▶ **所给文段**
# # # # #
考试题 T1

题意分析

就是让你求

\[\sum_{i=1}^{|S|}val[i][gcd(a[i],x)=y]\]

那么接下来就是化简式子

\[\sum_{i=1}^{|S|}val[i][gcd(\frac{a[i]}{y},\frac{x}{y})=1]\]

\[\sum_{i=1}^{|S|}val[i]\sum_{d|\frac{a[i]}{y}d|\frac{x}{y}}μ(d)\]

\[\sum_{i=1}^{|S|}val[i]\sum_{dy|a[i]dy|x}μ(d)\]

我们考虑枚举\(x\)的因子\(k=dy\)

那么贡献就是\(μ(\frac{k}{y})*s[i]\)

其中\(s[i]=\sum_{i|d}val[d]\)

这里直接让\(val[a[i]]=val[i]\)了

然后查询修改我们都可以\(\sqrt n\)了

CODE:

#include<iostream>
#include<cstdio>
#include<cstring>
#include<cmath>
#include<algorithm>
#include<cstdlib>
#include<string>
#include<queue>
#include<map>
#include<stack>
#include<list>
#include<set>
#include<deque>
#include<vector>
#include<ctime>
#define ll long long
#define inf 0x7fffffff
#define N 10000008
#define IL inline
#define M 1008611
#define D double
#define maxn 10000000
#define mod 20020303
#define R register
using namespace std;
template<typename T>IL void read(T &_)
{
    T __=0,___=1;char ____=getchar();
    while(!isdigit(____)) {if(____=='-') ___=0;____=getchar();}
    while(isdigit(____)) {__=(__<<1)+(__<<3)+____-'0';____=getchar();}
    _=___ ? __:-__;
}
/*-------------OI使我快乐-------------*/
int n,m,tot;
struct Node
{
    int xx,yy;
}e[M];
int prime[N],mul[N],val[N];
ll sum[N];
bool mark[N];
IL void work()
{
    mul[1]=1;
    for(R int i=2;i<=maxn;++i)
    {
        if(!mark[i]) {prime[++tot]=i;mul[i]=-1;}
        for(R int j=1;j<=tot&&prime[j]*i<=maxn;++j)
        {
            mark[prime[j]*i]=1;
            if(i%prime[j]==0) 
            {
                mul[prime[j]*i]=0;
                break;
            }
            else mul[prime[j]*i]=-mul[i];
        }
    }
    
}
int main()
{
    freopen("t1.in","r",stdin);
    freopen("t1.out","w",stdout);
    read(n);read(m);work();
    for(R int i=1,x,y;i<=n;++i)
    {
        read(x);read(y);
        val[x]=y;
    }
    for(R int i=1;i<=maxn;++i)
     for(R int j=i;j<=maxn;j+=i)
      sum[i]+=val[j];
    while(m--)
    {
        int knd,x,y;ll ans=0;
        read(knd);read(x);read(y);
        if(knd==1)
        {
            for(R int i=1;i*i<=x;++i)
            {
                if(x%i) continue;
                int cdy=i,wzy=x/i;
                if(cdy%y==0)
                {
                    int now=cdy/y;
                    ans=(ans+mul[now]*sum[cdy]%mod+mod)%mod;
                }
                if(cdy==wzy) continue;
                if(wzy%y==0)
# # # # #
▶ **版面坐标数据**

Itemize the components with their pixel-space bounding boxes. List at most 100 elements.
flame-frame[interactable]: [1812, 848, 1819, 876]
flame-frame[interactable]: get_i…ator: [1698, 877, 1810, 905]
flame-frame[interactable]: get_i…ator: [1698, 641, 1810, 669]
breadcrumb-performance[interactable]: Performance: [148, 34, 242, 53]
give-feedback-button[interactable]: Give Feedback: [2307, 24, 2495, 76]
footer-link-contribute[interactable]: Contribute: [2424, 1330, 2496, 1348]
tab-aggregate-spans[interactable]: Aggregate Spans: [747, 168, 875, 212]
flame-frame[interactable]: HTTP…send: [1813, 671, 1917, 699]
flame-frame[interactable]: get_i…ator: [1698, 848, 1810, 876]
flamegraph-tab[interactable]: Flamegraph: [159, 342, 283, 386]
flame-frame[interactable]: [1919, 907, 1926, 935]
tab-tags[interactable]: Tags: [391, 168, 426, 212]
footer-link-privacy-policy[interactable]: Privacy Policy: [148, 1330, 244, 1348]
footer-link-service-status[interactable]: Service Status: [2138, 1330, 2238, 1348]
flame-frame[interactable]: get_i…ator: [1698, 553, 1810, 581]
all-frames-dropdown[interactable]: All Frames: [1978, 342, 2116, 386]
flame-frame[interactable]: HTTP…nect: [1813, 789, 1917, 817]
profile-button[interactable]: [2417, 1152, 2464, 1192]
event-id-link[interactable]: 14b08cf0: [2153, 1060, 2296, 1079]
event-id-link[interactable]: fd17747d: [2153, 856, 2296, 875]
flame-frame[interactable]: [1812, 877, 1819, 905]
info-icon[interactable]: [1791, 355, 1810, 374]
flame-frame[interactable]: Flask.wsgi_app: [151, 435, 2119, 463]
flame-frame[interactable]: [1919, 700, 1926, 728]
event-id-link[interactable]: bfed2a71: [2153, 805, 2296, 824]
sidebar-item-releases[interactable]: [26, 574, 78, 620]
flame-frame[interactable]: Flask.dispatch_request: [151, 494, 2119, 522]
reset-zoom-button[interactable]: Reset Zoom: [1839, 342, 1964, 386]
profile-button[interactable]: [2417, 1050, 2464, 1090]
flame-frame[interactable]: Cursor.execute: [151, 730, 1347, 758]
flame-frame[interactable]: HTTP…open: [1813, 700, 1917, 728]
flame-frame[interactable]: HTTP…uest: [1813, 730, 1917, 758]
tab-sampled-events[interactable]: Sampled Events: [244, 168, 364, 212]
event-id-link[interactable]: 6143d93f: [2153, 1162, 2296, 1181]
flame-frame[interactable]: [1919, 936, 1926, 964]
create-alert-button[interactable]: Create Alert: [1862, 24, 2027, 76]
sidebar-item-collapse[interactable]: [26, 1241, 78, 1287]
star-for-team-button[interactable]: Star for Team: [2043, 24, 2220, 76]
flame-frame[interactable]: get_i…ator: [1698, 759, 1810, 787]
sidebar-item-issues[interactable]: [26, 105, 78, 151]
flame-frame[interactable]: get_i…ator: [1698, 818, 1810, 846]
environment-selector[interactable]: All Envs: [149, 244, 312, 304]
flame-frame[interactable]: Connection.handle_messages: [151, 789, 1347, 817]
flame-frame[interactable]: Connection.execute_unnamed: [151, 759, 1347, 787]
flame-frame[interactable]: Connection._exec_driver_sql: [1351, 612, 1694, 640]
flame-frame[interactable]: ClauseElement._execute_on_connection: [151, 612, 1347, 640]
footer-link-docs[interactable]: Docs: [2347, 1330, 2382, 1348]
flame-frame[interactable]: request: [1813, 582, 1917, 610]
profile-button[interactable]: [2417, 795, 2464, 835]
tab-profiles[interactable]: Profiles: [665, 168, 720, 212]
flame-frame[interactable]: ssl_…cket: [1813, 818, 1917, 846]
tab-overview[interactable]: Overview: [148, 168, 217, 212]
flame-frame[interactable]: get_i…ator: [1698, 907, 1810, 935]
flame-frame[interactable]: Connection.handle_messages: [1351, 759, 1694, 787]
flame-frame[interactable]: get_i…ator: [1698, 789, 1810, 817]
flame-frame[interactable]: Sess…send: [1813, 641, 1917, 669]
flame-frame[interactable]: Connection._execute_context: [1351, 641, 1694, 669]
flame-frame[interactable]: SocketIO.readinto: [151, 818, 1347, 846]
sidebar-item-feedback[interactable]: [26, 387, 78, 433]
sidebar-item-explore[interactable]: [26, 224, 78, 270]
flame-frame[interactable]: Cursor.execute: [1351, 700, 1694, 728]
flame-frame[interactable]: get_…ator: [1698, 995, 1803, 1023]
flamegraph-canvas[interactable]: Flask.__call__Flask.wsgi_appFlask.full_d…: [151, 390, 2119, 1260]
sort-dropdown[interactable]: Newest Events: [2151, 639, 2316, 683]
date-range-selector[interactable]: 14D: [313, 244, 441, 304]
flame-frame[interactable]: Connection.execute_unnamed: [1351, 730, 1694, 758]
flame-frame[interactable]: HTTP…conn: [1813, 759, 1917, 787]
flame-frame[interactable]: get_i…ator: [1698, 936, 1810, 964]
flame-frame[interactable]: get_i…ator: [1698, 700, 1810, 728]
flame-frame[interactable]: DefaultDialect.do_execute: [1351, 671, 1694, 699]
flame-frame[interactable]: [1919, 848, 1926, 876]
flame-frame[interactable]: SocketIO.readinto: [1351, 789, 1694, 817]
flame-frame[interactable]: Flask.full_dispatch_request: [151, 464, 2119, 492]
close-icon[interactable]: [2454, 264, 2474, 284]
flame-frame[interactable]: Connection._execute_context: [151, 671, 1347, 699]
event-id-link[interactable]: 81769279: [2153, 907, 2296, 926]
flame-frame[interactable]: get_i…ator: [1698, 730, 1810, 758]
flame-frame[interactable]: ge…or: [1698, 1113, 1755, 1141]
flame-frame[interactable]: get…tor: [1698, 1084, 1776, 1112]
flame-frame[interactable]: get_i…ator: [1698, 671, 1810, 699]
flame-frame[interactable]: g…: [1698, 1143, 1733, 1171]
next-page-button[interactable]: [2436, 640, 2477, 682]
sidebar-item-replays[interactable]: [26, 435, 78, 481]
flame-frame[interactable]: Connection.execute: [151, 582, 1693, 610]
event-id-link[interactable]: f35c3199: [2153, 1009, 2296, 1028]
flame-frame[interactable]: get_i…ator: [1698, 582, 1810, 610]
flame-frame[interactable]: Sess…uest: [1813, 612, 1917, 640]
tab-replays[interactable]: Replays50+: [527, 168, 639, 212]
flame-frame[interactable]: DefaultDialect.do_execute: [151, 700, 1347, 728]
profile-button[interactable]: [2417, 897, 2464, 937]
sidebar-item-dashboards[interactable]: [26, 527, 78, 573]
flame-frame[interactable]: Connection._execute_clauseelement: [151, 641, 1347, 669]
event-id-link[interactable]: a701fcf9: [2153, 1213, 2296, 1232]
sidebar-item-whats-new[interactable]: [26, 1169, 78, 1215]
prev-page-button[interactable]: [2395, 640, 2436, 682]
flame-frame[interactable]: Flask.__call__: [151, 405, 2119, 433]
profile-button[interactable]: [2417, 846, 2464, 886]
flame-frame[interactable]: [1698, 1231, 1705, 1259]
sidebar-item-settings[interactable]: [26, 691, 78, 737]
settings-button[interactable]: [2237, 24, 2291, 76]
# # # # #
▶ **问题与任务**
(1) 请把这篇题解中从“for(R int j=i;j<=maxn;j+=i)”到“for(R int i=1;i*i<=x;++i)”的这一段原样抄写出来。
(2) 根据这篇题解回答：
(a) 代码里 mod 被定义成多少？
(b) 文中说查询和修改都能做到什么复杂度？
(c) main 函数用 freopen 读入的文件名是什么？
上面的数据用不到。

▶ **依次输出**
(1)
for(R int j=i;j<=maxn;j+=i)
      sum[i]+=val[j];
    while(m--)
    {
        int knd,x,y;ll ans=0;
        read(knd);read(x);read(y);
        if(knd==1)
        {
            for(R int i=1;i*i<=x;++i)

(2)
(a) 20020303
(b) \(\sqrt n\)
(c) t1.in